(Task to carry out): Among these entries, how many lines contain "Received"? Say the number and nothing else.

(Task data):

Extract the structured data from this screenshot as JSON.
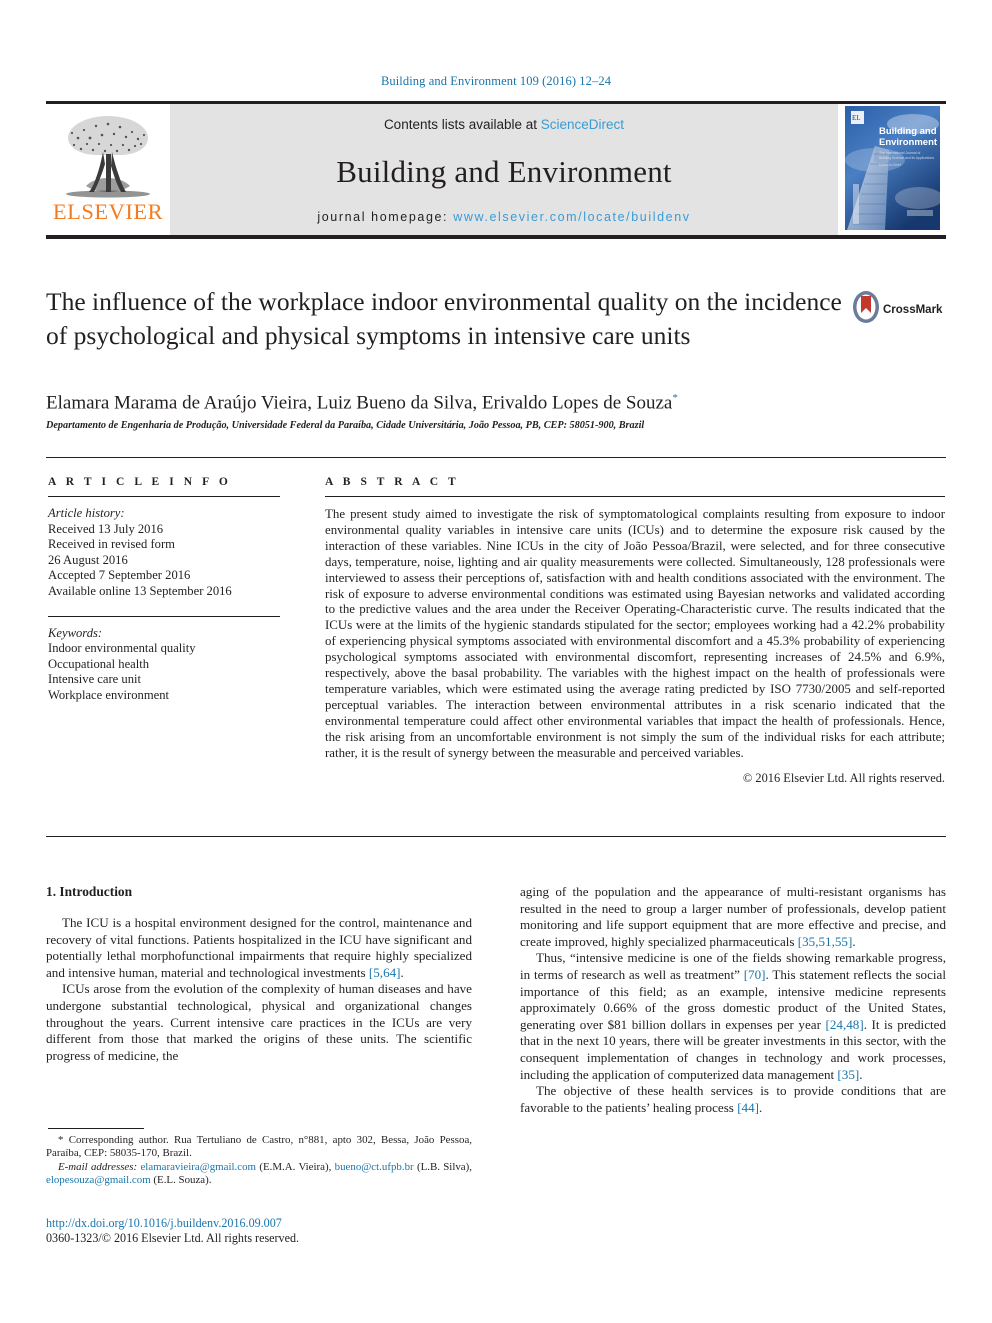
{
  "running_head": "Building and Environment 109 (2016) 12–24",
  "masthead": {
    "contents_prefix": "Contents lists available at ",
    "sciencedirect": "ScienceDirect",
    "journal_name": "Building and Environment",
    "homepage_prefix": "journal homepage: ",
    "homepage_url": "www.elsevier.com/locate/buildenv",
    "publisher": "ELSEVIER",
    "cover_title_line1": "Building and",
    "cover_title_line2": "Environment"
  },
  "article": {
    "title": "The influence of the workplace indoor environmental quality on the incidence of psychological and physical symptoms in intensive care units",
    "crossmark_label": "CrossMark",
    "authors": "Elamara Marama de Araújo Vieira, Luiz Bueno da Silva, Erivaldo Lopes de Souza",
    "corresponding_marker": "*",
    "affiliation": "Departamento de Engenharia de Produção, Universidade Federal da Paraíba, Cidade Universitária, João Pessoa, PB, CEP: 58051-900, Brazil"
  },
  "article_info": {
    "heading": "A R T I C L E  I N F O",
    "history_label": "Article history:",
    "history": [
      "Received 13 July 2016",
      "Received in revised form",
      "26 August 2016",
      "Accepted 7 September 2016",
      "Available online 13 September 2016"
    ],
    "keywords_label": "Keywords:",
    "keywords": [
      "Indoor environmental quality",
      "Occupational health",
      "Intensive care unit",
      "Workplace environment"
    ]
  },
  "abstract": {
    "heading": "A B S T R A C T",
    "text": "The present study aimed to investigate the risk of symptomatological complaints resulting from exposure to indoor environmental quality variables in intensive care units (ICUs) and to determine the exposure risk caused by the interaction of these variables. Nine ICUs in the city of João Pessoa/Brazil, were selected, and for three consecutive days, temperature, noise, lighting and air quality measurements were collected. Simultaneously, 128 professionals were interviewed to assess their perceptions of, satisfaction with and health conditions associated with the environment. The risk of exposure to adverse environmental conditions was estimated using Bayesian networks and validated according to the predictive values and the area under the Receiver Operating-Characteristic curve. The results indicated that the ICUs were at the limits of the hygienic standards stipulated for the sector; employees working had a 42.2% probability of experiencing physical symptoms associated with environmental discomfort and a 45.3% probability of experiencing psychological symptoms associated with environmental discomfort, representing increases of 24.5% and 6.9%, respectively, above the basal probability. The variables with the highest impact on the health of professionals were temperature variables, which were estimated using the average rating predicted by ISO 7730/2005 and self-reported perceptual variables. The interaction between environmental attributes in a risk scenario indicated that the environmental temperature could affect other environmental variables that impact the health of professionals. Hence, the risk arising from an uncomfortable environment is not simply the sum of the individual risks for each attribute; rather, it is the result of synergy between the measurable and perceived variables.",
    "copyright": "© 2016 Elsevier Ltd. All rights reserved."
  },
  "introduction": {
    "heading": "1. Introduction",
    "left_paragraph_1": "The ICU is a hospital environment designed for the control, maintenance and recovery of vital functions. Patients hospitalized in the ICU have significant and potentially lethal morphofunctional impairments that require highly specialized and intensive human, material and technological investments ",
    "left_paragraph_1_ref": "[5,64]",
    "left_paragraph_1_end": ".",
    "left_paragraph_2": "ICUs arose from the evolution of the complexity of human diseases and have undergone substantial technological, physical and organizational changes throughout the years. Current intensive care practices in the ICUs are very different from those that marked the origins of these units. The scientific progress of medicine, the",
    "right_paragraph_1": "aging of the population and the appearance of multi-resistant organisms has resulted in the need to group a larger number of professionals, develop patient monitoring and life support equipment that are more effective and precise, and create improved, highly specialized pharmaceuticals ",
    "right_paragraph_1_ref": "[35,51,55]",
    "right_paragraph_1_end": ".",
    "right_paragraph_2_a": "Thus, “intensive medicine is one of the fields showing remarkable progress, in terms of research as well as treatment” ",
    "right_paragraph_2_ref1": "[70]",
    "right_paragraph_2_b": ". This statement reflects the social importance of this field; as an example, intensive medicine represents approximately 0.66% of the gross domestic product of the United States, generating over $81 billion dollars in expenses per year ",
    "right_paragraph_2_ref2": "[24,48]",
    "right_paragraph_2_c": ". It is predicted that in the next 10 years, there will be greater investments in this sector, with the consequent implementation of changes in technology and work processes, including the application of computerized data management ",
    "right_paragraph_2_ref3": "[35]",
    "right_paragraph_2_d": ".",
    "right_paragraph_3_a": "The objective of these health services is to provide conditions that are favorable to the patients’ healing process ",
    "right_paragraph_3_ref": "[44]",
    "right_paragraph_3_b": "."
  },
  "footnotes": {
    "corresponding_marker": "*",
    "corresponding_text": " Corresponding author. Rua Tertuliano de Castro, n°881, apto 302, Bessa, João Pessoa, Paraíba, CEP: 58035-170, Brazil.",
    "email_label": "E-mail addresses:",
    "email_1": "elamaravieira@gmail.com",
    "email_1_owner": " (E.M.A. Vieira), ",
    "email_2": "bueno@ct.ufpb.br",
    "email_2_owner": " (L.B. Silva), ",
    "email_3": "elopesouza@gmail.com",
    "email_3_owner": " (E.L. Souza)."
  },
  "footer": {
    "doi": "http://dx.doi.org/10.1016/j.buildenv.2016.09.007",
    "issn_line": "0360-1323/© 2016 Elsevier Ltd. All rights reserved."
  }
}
* * *
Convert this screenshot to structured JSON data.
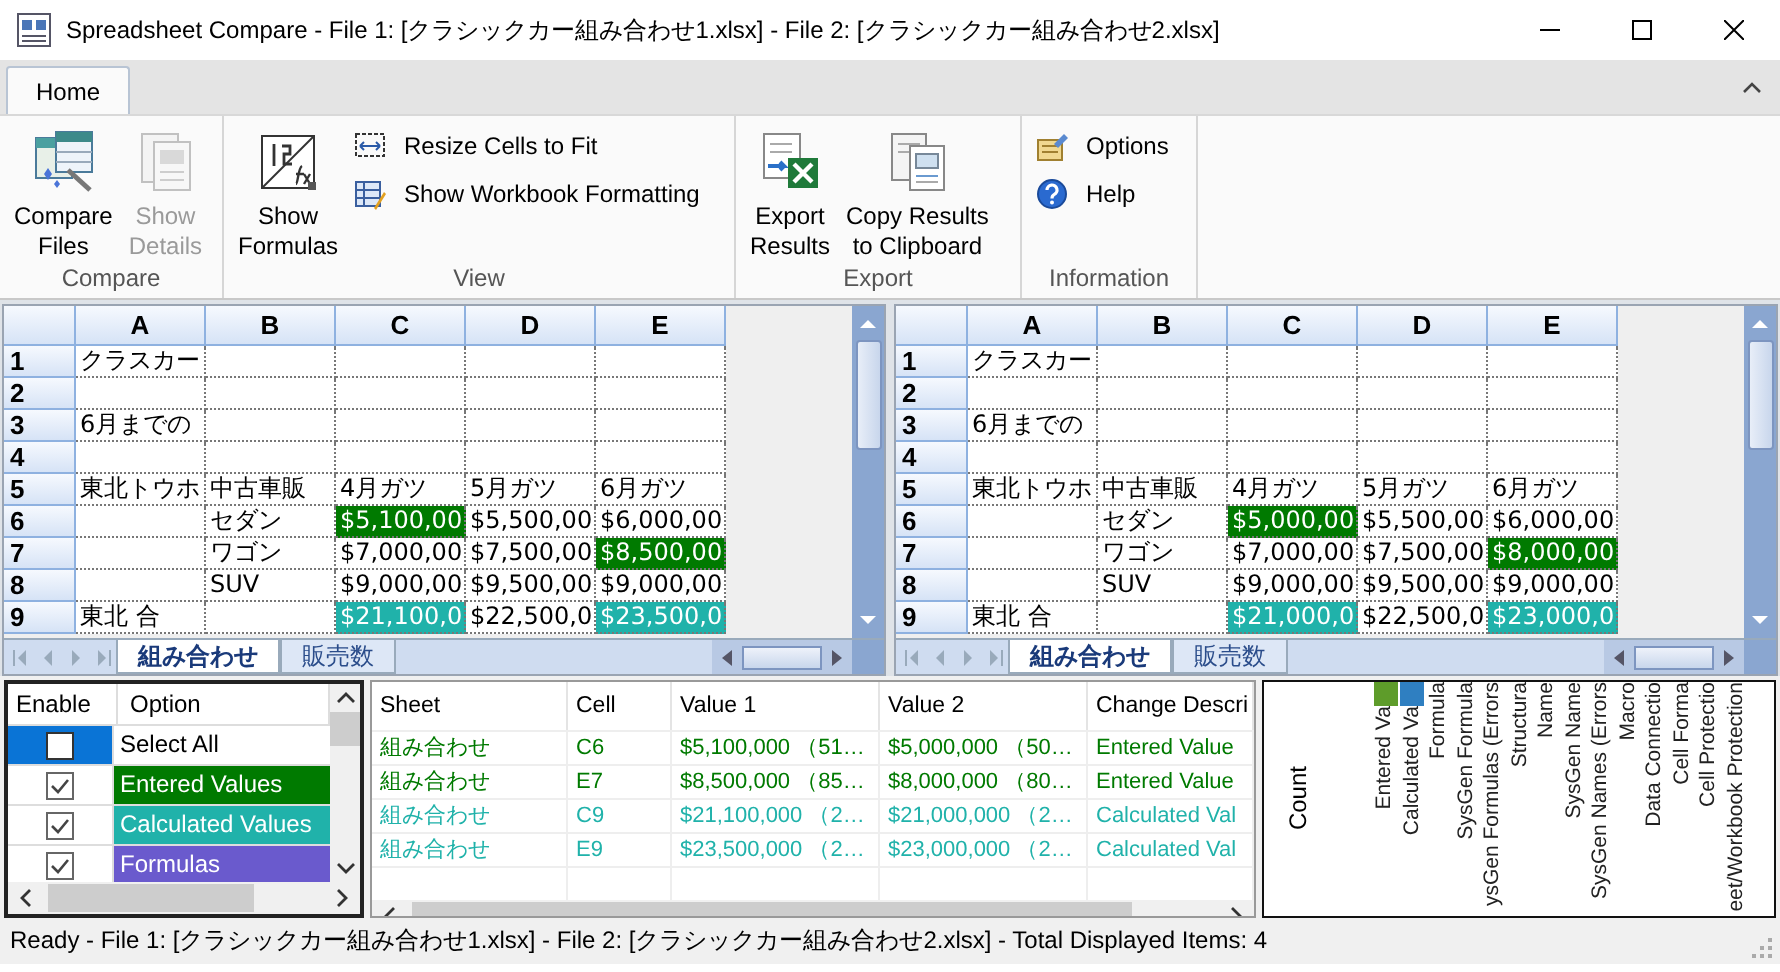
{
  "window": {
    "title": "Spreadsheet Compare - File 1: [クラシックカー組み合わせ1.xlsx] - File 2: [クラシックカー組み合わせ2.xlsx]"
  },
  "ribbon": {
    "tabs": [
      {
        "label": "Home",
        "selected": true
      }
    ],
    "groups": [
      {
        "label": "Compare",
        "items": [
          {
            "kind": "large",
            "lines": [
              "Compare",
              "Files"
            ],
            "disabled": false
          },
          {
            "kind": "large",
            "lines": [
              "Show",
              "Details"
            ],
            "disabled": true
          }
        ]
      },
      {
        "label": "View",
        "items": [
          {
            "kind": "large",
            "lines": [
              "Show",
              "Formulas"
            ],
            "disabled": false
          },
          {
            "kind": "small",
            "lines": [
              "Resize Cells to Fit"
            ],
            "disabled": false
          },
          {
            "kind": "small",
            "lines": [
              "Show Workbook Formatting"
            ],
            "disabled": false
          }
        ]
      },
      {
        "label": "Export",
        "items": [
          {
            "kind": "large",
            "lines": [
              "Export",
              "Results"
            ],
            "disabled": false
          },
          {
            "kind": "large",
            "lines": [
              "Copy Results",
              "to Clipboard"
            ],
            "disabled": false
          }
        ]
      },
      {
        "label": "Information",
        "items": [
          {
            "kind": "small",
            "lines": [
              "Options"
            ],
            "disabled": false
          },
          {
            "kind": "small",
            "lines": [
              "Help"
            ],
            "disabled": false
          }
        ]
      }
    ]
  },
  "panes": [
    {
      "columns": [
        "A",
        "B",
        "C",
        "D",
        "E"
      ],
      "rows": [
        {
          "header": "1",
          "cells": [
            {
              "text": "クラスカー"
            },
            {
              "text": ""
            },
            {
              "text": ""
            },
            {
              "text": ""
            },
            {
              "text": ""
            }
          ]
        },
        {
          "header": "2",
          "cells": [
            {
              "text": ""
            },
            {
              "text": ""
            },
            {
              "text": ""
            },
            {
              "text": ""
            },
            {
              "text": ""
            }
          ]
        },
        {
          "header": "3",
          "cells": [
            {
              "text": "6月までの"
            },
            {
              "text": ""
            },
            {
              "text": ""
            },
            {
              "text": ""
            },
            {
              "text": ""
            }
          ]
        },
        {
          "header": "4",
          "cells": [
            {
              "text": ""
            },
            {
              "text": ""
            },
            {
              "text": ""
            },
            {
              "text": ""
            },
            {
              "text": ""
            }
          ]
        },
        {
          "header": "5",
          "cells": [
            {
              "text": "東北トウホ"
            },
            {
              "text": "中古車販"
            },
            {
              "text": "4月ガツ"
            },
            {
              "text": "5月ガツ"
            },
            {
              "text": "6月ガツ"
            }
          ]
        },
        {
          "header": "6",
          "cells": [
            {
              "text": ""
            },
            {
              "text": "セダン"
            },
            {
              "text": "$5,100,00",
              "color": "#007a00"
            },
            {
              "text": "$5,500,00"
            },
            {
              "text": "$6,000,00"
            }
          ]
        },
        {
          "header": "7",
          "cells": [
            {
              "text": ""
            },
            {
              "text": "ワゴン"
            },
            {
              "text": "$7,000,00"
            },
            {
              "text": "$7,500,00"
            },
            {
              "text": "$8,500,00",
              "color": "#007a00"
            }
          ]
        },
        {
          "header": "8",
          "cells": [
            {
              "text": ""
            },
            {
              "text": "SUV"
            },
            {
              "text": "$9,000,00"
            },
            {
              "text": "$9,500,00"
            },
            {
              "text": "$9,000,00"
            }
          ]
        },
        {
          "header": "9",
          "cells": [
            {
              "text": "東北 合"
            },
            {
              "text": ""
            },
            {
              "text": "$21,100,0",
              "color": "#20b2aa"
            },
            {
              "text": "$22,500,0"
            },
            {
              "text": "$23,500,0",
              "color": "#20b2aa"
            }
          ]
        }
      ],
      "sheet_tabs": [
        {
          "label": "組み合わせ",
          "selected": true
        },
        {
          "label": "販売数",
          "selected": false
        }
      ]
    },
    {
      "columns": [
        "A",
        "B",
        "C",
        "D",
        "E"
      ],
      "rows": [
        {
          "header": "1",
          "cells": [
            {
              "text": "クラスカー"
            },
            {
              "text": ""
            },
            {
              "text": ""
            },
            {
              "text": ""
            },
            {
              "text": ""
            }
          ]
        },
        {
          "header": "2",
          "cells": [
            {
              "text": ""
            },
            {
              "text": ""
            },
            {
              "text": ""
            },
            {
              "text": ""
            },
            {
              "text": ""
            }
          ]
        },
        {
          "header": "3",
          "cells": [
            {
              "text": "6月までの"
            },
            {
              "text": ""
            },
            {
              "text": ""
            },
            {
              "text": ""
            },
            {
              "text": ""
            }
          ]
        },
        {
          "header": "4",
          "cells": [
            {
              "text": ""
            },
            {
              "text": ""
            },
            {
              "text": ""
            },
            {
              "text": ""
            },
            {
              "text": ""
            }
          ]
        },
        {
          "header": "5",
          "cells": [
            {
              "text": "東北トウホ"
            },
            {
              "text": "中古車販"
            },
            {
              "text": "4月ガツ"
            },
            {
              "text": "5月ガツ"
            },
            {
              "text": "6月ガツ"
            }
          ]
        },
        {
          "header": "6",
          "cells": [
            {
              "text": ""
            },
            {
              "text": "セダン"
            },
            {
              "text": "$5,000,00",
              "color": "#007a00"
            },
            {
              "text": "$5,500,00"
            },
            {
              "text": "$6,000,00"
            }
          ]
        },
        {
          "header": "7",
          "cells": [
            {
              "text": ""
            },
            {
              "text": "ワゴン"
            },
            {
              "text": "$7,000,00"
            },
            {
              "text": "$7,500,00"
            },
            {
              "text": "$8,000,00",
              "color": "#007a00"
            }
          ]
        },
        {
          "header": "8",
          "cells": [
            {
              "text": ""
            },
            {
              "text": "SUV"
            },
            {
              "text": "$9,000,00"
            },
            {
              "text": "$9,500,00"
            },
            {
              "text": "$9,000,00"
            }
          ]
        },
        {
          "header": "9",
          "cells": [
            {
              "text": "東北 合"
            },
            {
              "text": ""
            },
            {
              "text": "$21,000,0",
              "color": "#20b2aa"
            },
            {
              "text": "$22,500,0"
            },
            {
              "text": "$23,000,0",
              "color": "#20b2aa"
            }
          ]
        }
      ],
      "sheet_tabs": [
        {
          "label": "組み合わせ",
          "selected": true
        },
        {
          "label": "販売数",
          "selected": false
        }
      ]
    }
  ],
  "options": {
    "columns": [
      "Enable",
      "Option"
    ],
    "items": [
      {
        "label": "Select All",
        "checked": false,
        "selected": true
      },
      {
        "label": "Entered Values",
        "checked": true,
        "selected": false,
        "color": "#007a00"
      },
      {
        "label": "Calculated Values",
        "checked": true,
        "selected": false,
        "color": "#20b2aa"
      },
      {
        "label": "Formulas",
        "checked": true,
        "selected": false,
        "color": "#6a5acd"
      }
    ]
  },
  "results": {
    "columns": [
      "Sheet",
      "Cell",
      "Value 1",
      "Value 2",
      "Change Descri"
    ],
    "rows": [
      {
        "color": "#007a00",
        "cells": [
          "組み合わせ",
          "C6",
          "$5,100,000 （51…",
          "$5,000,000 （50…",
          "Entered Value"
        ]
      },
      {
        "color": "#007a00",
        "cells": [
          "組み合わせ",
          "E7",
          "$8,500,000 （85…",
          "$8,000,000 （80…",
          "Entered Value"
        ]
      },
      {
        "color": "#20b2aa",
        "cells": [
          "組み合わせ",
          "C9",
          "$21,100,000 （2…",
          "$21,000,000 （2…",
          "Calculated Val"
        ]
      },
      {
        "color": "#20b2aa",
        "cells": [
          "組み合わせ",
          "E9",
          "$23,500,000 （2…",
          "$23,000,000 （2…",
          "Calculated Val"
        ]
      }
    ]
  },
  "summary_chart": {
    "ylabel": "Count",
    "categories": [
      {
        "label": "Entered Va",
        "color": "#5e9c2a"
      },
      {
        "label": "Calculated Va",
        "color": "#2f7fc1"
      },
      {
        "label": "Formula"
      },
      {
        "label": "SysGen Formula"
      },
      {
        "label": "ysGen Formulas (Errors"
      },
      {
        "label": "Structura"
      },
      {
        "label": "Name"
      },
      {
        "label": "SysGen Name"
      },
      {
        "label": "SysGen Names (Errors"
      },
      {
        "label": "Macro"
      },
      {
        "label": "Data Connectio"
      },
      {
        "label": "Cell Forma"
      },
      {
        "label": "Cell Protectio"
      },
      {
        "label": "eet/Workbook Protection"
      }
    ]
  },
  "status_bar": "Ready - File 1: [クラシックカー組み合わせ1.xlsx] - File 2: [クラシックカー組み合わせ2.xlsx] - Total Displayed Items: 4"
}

(Task response): 2